Print out the entries below with no edits.

(Dataset listings of figures)

════════

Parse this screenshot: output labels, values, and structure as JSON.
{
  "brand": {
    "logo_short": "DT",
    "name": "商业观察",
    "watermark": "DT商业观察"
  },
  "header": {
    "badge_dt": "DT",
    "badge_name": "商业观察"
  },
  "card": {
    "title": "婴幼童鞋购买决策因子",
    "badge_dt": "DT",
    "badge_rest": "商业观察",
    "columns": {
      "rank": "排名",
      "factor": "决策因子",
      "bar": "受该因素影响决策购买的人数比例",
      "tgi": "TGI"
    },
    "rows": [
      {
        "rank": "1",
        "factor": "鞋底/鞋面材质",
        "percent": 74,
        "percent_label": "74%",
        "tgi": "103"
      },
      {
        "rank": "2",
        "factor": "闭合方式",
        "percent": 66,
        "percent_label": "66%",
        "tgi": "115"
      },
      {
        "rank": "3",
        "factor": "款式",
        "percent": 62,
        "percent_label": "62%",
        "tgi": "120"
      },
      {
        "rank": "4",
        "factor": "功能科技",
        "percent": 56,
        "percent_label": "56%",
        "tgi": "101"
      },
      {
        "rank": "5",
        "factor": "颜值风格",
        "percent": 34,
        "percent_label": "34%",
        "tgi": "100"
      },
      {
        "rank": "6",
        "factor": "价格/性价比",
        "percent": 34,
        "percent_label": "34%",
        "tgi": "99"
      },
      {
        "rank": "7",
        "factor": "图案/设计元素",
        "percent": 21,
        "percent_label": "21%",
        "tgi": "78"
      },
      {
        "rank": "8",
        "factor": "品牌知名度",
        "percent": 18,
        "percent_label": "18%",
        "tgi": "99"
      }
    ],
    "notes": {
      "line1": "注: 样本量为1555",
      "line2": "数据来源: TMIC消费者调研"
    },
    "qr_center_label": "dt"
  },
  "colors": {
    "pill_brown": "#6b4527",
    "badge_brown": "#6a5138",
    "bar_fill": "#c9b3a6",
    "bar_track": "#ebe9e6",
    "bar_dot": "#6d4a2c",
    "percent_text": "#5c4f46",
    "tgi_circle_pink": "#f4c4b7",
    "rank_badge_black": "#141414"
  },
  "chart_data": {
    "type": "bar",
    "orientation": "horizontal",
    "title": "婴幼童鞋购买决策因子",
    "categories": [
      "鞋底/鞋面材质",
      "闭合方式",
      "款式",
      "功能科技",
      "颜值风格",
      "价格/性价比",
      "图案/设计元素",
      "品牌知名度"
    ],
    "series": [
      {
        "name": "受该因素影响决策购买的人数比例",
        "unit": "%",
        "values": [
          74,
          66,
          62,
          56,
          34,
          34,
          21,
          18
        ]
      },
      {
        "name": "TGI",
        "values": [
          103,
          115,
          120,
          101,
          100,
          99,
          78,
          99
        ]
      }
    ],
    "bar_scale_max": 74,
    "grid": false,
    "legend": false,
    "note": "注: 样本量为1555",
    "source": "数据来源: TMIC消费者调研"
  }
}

════════

**WRITTEN RESPONSE:**
Parse this screenshot: output labels, values, and structure as JSON.
{
  "brand": {
    "logo_short": "DT",
    "name": "商业观察",
    "watermark": "DT商业观察"
  },
  "header": {
    "badge_dt": "DT",
    "badge_name": "商业观察"
  },
  "card": {
    "title": "婴幼童鞋购买决策因子",
    "badge_dt": "DT",
    "badge_rest": "商业观察",
    "columns": {
      "rank": "排名",
      "factor": "决策因子",
      "bar": "受该因素影响决策购买的人数比例",
      "tgi": "TGI"
    },
    "rows": [
      {
        "rank": "1",
        "factor": "鞋底/鞋面材质",
        "percent": 74,
        "percent_label": "74%",
        "tgi": "103"
      },
      {
        "rank": "2",
        "factor": "闭合方式",
        "percent": 66,
        "percent_label": "66%",
        "tgi": "115"
      },
      {
        "rank": "3",
        "factor": "款式",
        "percent": 62,
        "percent_label": "62%",
        "tgi": "120"
      },
      {
        "rank": "4",
        "factor": "功能科技",
        "percent": 56,
        "percent_label": "56%",
        "tgi": "101"
      },
      {
        "rank": "5",
        "factor": "颜值风格",
        "percent": 34,
        "percent_label": "34%",
        "tgi": "100"
      },
      {
        "rank": "6",
        "factor": "价格/性价比",
        "percent": 34,
        "percent_label": "34%",
        "tgi": "99"
      },
      {
        "rank": "7",
        "factor": "图案/设计元素",
        "percent": 21,
        "percent_label": "21%",
        "tgi": "78"
      },
      {
        "rank": "8",
        "factor": "品牌知名度",
        "percent": 18,
        "percent_label": "18%",
        "tgi": "99"
      }
    ],
    "notes": {
      "line1": "注: 样本量为1555",
      "line2": "数据来源: TMIC消费者调研"
    },
    "qr_center_label": "dt"
  },
  "colors": {
    "pill_brown": "#6b4527",
    "badge_brown": "#6a5138",
    "bar_fill": "#c9b3a6",
    "bar_track": "#ebe9e6",
    "bar_dot": "#6d4a2c",
    "percent_text": "#5c4f46",
    "tgi_circle_pink": "#f4c4b7",
    "rank_badge_black": "#141414"
  },
  "chart_data": {
    "type": "bar",
    "orientation": "horizontal",
    "title": "婴幼童鞋购买决策因子",
    "categories": [
      "鞋底/鞋面材质",
      "闭合方式",
      "款式",
      "功能科技",
      "颜值风格",
      "价格/性价比",
      "图案/设计元素",
      "品牌知名度"
    ],
    "series": [
      {
        "name": "受该因素影响决策购买的人数比例",
        "unit": "%",
        "values": [
          74,
          66,
          62,
          56,
          34,
          34,
          21,
          18
        ]
      },
      {
        "name": "TGI",
        "values": [
          103,
          115,
          120,
          101,
          100,
          99,
          78,
          99
        ]
      }
    ],
    "bar_scale_max": 74,
    "grid": false,
    "legend": false,
    "note": "注: 样本量为1555",
    "source": "数据来源: TMIC消费者调研"
  }
}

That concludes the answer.